> [WRITTEN INSTRUCTION]: Copy out every entry below, substituting "wideband coupler" for "broadband coupler" and leaving all else as it is.

> [SUPPLIED DATA]:
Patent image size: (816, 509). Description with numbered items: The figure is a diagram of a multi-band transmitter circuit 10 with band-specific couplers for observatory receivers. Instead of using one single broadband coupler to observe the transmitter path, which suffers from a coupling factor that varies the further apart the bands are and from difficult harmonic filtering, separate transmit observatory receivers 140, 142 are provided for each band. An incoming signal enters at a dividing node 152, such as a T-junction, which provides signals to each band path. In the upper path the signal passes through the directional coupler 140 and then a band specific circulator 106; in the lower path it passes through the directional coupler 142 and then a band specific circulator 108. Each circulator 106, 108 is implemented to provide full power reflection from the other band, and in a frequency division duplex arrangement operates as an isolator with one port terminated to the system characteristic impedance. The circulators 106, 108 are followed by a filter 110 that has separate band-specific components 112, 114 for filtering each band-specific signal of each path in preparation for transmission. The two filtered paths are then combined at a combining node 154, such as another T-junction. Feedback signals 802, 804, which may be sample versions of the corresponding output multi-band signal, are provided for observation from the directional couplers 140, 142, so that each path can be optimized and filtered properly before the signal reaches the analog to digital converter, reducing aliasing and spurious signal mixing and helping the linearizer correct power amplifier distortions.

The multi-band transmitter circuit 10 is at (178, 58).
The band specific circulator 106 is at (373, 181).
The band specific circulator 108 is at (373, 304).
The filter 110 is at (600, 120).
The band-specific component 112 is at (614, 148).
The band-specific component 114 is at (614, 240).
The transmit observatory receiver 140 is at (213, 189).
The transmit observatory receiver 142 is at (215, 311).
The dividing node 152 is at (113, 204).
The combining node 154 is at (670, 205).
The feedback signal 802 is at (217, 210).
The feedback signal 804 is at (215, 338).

> [EXPECTED ANSWER]:
Patent image size: (816, 509). Description with numbered items: The figure is a diagram of a multi-band transmitter circuit 10 with band-specific couplers for observatory receivers. Instead of using one single wideband coupler to observe the transmitter path, which suffers from a coupling factor that varies the further apart the bands are and from difficult harmonic filtering, separate transmit observatory receivers 140, 142 are provided for each band. An incoming signal enters at a dividing node 152, such as a T-junction, which provides signals to each band path. In the upper path the signal passes through the directional coupler 140 and then a band specific circulator 106; in the lower path it passes through the directional coupler 142 and then a band specific circulator 108. Each circulator 106, 108 is implemented to provide full power reflection from the other band, and in a frequency division duplex arrangement operates as an isolator with one port terminated to the system characteristic impedance. The circulators 106, 108 are followed by a filter 110 that has separate band-specific components 112, 114 for filtering each band-specific signal of each path in preparation for transmission. The two filtered paths are then combined at a combining node 154, such as another T-junction. Feedback signals 802, 804, which may be sample versions of the corresponding output multi-band signal, are provided for observation from the directional couplers 140, 142, so that each path can be optimized and filtered properly before the signal reaches the analog to digital converter, reducing aliasing and spurious signal mixing and helping the linearizer correct power amplifier distortions.

The multi-band transmitter circuit 10 is at (178, 58).
The band specific circulator 106 is at (373, 181).
The band specific circulator 108 is at (373, 304).
The filter 110 is at (600, 120).
The band-specific component 112 is at (614, 148).
The band-specific component 114 is at (614, 240).
The transmit observatory receiver 140 is at (213, 189).
The transmit observatory receiver 142 is at (215, 311).
The dividing node 152 is at (113, 204).
The combining node 154 is at (670, 205).
The feedback signal 802 is at (217, 210).
The feedback signal 804 is at (215, 338).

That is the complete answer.